» **Directive**
What is the number of lines in the entries below that include the word "title"? Provide the number only.

» **Dataset excerpts**
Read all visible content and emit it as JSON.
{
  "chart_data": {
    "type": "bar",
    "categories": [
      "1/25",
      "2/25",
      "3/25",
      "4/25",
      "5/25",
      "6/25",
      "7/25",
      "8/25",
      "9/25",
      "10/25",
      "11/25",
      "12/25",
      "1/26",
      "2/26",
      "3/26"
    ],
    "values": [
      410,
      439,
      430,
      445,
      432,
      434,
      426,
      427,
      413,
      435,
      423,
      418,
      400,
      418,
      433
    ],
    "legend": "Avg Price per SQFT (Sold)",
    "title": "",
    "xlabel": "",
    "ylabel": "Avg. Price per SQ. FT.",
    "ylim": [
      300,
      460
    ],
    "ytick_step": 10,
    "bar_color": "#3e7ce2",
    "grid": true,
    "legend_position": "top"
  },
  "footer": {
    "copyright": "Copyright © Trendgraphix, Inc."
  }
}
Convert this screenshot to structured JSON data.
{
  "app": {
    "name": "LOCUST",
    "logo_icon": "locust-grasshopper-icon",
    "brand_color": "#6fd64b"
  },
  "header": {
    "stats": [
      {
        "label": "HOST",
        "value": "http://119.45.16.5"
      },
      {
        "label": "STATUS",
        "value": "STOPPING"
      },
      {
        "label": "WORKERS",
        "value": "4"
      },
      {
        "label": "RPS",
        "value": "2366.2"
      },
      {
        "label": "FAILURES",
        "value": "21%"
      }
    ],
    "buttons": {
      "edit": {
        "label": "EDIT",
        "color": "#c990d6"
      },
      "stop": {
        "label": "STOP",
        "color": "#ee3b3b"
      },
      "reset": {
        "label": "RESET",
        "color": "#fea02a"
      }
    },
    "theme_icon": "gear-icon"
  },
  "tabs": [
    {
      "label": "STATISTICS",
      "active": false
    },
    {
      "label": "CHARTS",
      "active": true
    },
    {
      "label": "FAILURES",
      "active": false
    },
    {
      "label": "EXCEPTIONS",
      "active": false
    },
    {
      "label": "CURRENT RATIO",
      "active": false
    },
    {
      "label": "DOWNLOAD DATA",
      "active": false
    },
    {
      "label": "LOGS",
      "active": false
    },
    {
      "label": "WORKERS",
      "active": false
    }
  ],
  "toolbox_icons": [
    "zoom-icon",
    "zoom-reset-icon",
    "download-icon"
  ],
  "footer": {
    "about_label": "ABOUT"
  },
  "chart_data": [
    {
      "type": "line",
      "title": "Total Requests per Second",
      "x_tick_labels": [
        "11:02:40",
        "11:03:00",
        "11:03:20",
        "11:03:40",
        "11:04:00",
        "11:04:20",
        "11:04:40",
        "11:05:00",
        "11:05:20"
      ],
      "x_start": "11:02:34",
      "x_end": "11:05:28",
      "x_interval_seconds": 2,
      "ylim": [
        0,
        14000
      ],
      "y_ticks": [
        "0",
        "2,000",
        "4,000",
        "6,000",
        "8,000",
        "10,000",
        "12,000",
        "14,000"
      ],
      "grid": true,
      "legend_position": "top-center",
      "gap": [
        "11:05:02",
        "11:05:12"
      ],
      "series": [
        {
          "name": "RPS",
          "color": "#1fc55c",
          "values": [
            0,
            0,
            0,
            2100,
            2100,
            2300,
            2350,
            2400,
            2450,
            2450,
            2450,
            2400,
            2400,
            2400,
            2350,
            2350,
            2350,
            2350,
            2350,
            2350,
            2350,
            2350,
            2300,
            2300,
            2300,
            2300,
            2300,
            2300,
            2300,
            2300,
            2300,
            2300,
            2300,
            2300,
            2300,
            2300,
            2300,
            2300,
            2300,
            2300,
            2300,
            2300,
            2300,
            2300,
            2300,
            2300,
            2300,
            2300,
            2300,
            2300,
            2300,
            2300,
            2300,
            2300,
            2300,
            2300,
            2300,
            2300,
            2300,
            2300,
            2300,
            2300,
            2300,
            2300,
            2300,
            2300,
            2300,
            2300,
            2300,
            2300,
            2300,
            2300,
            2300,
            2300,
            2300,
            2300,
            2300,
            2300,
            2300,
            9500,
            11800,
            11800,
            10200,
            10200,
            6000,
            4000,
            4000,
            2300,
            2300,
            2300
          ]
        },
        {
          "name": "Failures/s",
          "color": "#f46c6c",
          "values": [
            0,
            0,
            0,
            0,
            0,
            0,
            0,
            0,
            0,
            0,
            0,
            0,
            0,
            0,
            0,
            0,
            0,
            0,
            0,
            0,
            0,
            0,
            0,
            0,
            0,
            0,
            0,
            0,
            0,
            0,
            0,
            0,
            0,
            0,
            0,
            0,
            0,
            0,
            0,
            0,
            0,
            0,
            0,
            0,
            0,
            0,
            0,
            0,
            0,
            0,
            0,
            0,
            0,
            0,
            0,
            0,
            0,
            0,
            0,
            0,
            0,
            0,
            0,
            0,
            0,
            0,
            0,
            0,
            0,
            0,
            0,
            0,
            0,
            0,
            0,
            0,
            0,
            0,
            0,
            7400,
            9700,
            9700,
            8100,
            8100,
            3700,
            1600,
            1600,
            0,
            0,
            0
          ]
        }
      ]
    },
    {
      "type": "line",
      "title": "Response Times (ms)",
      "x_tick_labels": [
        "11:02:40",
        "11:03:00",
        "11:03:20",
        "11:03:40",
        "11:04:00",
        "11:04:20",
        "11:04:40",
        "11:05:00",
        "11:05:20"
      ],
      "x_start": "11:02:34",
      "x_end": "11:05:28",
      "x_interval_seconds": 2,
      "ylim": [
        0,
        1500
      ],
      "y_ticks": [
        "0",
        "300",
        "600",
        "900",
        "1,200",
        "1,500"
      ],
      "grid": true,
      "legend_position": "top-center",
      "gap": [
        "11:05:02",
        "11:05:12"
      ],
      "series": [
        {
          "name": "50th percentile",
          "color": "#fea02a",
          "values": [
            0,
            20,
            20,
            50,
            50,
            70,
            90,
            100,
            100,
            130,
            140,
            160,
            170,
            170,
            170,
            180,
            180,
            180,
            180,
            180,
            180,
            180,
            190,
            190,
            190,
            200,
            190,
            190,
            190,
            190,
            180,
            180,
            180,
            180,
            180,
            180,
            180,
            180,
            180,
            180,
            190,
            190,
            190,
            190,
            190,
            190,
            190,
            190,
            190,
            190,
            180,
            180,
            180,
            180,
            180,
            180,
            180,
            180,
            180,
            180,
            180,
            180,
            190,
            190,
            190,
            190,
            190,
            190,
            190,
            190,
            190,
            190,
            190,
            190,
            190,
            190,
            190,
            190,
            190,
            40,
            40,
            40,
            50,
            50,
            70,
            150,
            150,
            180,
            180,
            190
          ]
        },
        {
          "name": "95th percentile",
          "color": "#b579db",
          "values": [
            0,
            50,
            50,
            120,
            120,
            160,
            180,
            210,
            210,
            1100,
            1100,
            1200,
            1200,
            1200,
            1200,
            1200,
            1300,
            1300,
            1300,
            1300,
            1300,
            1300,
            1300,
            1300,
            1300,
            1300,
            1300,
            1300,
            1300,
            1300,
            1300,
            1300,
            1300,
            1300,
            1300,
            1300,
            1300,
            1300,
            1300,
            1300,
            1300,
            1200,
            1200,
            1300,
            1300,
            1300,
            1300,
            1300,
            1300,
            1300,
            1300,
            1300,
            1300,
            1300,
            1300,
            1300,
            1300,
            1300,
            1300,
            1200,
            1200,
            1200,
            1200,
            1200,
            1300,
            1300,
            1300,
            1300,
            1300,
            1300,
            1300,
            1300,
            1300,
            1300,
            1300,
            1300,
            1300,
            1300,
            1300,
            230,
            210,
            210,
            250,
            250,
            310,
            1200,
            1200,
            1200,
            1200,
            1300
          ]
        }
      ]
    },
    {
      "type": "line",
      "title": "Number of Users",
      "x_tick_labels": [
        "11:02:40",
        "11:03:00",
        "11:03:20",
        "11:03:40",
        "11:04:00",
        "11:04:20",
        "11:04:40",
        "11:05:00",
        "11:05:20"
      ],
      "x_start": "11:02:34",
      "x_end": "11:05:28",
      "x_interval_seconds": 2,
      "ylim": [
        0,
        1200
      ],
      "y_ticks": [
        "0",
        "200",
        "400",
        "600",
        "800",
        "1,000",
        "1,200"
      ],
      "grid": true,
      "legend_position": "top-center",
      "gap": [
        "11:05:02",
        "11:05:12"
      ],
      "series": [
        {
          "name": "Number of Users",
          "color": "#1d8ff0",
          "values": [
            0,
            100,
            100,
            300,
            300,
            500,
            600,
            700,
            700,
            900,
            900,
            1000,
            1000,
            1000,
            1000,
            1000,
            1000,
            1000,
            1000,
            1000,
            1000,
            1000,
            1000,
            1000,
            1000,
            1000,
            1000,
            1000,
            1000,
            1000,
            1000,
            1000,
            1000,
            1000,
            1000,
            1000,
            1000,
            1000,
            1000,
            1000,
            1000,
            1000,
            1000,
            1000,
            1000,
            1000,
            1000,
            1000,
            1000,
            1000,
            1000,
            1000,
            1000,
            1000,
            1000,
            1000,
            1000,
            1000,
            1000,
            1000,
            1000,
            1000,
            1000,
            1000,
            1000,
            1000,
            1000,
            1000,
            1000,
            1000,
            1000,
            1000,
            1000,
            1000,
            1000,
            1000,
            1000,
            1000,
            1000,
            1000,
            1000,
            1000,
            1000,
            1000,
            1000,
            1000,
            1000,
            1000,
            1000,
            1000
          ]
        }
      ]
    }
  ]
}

» **Solution for this problem**
4